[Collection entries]
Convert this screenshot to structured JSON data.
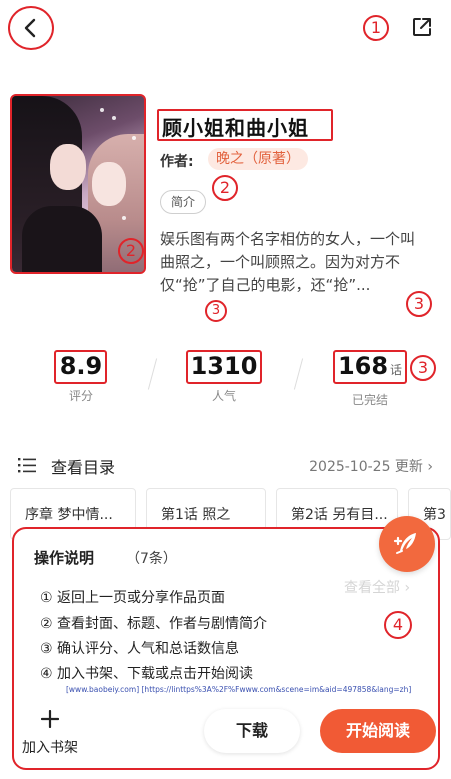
{
  "header": {
    "back_icon": "chevron-left-icon",
    "share_icon": "share-external-icon",
    "annotation": "1"
  },
  "book": {
    "title": "顾小姐和曲小姐",
    "author_label": "作者:",
    "author_name": "晚之（原著）",
    "intro_tag": "简介",
    "synopsis": "娱乐图有两个名字相仿的女人，一个叫曲照之，一个叫顾照之。因为对方不仅“抢”了自己的电影，还“抢”...",
    "cover_annotation": "2",
    "title_annotation": "2",
    "synopsis_annotation_a": "3",
    "synopsis_annotation_b": "3"
  },
  "stats": {
    "rating": {
      "value": "8.9",
      "label": "评分"
    },
    "popularity": {
      "value": "1310",
      "label": "人气"
    },
    "episodes": {
      "value": "168",
      "unit": "话",
      "label": "已完结"
    },
    "annotation": "3"
  },
  "catalog": {
    "icon": "list-icon",
    "title": "查看目录",
    "update_text": "2025-10-25 更新 ›",
    "chapters": [
      "序章  梦中情...",
      "第1话  照之",
      "第2话  另有目...",
      "第3"
    ]
  },
  "panel": {
    "title": "操作说明",
    "count": "（7条）",
    "view_all": "查看全部 ›",
    "annotation": "4",
    "steps": [
      "① 返回上一页或分享作品页面",
      "② 查看封面、标题、作者与剧情简介",
      "③ 确认评分、人气和总话数信息",
      "④ 加入书架、下载或点击开始阅读"
    ],
    "watermark": "[www.baobeiy.com] [https://linttps%3A%2F%Fwww.com&scene=im&aid=497858&lang=zh]",
    "fab_icon": "quill-pen-icon"
  },
  "bottom_bar": {
    "add_shelf_icon": "plus-icon",
    "add_shelf_label": "加入书架",
    "download_label": "下载",
    "read_label": "开始阅读"
  },
  "colors": {
    "accent": "#f15a35",
    "annotation_red": "#e0242a",
    "author_bg": "#fde9e2",
    "author_text": "#e2623e"
  }
}
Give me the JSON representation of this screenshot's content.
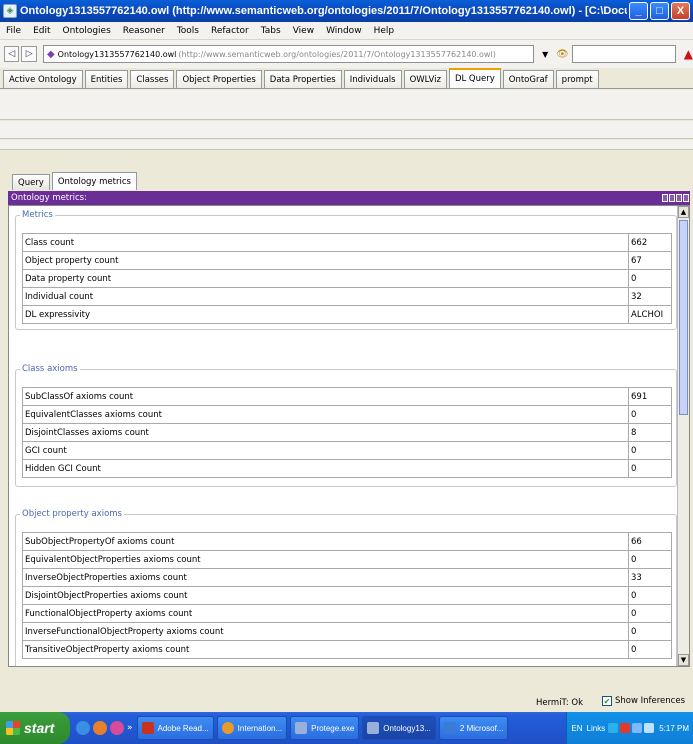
{
  "window": {
    "title": "Ontology1313557762140.owl (http://www.semanticweb.org/ontologies/2011/7/Ontology1313557762140.owl) - [C:\\Documents and Settings\\M. Te...",
    "min": "_",
    "max": "□",
    "close": "X"
  },
  "menu": [
    "File",
    "Edit",
    "Ontologies",
    "Reasoner",
    "Tools",
    "Refactor",
    "Tabs",
    "View",
    "Window",
    "Help"
  ],
  "address": {
    "ontology_name": "Ontology1313557762140.owl",
    "iri": "(http://www.semanticweb.org/ontologies/2011/7/Ontology1313557762140.owl)",
    "search_value": ""
  },
  "tabs": [
    {
      "label": "Active Ontology"
    },
    {
      "label": "Entities"
    },
    {
      "label": "Classes"
    },
    {
      "label": "Object Properties"
    },
    {
      "label": "Data Properties"
    },
    {
      "label": "Individuals"
    },
    {
      "label": "OWLViz"
    },
    {
      "label": "DL Query",
      "active": true
    },
    {
      "label": "OntoGraf"
    },
    {
      "label": "prompt"
    }
  ],
  "subtabs": [
    {
      "label": "Query"
    },
    {
      "label": "Ontology metrics",
      "active": true
    }
  ],
  "view": {
    "title": "Ontology metrics:"
  },
  "groups": {
    "metrics": {
      "legend": "Metrics",
      "rows": [
        {
          "name": "Class count",
          "value": "662"
        },
        {
          "name": "Object property count",
          "value": "67"
        },
        {
          "name": "Data property count",
          "value": "0"
        },
        {
          "name": "Individual count",
          "value": "32"
        },
        {
          "name": "DL expressivity",
          "value": "ALCHOI"
        }
      ]
    },
    "class_axioms": {
      "legend": "Class axioms",
      "rows": [
        {
          "name": "SubClassOf axioms count",
          "value": "691"
        },
        {
          "name": "EquivalentClasses axioms count",
          "value": "0"
        },
        {
          "name": "DisjointClasses axioms count",
          "value": "8"
        },
        {
          "name": "GCI count",
          "value": "0"
        },
        {
          "name": "Hidden GCI Count",
          "value": "0"
        }
      ]
    },
    "object_property_axioms": {
      "legend": "Object property axioms",
      "rows": [
        {
          "name": "SubObjectPropertyOf axioms count",
          "value": "66"
        },
        {
          "name": "EquivalentObjectProperties axioms count",
          "value": "0"
        },
        {
          "name": "InverseObjectProperties axioms count",
          "value": "33"
        },
        {
          "name": "DisjointObjectProperties axioms count",
          "value": "0"
        },
        {
          "name": "FunctionalObjectProperty axioms count",
          "value": "0"
        },
        {
          "name": "InverseFunctionalObjectProperty axioms count",
          "value": "0"
        },
        {
          "name": "TransitiveObjectProperty axioms count",
          "value": "0"
        }
      ]
    }
  },
  "status": {
    "reasoner": "HermiT: Ok",
    "show_inferences_label": "Show Inferences",
    "show_inferences_checked": true
  },
  "taskbar": {
    "start": "start",
    "buttons": [
      {
        "label": "Adobe Read...",
        "icon_color": "#c8321e"
      },
      {
        "label": "Internation...",
        "icon_color": "#e89a2a"
      },
      {
        "label": "Protege.exe",
        "icon_color": "#9ab0d8"
      },
      {
        "label": "Ontology13...",
        "icon_color": "#9ab0d8",
        "active": true
      },
      {
        "label": "2 Microsof...",
        "icon_color": "#3a7bd8"
      }
    ],
    "lang": "EN",
    "links": "Links",
    "time": "5:17 PM"
  }
}
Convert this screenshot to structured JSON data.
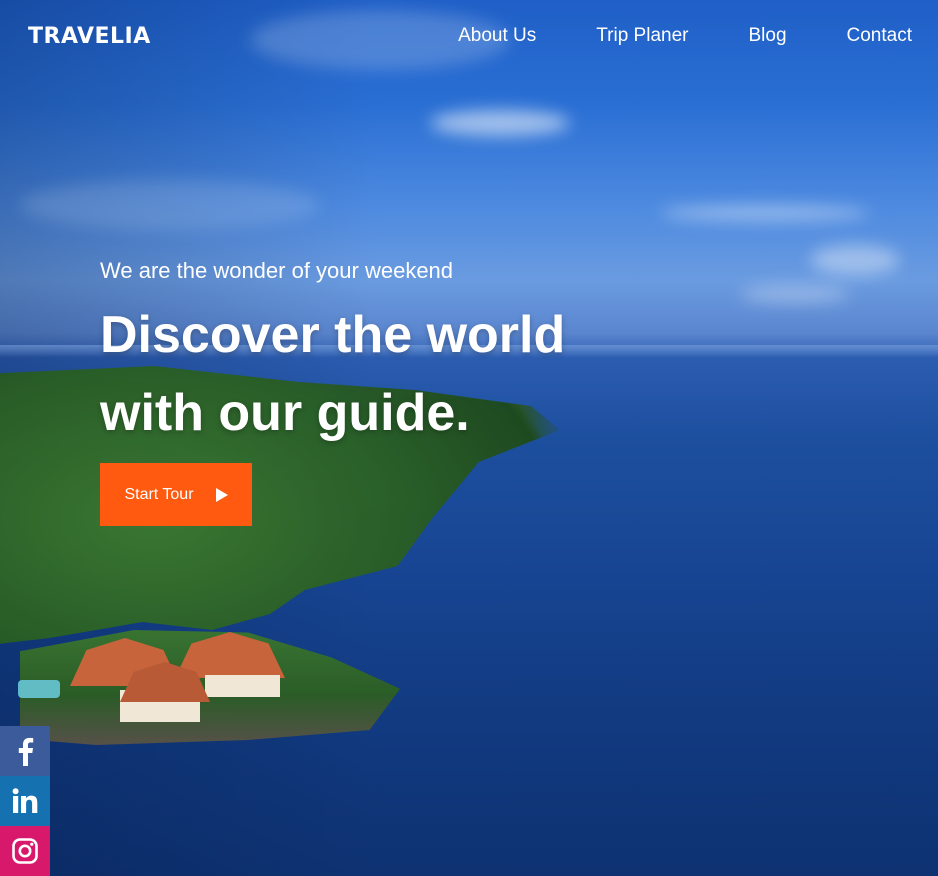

**Instructions for the task:**
Report each line in the data that holds the word "semanticweb".

**Exercise solution:**
    "title": "Ontology1313557762140.owl (http://www.semanticweb.org/ontologies/2011/7/Ontology1313557762140.owl) - [C:\\Documents and Settings\\M. Te...",
    "iri": "(http://www.semanticweb.org/ontologies/2011/7/Ontology1313557762140.owl)",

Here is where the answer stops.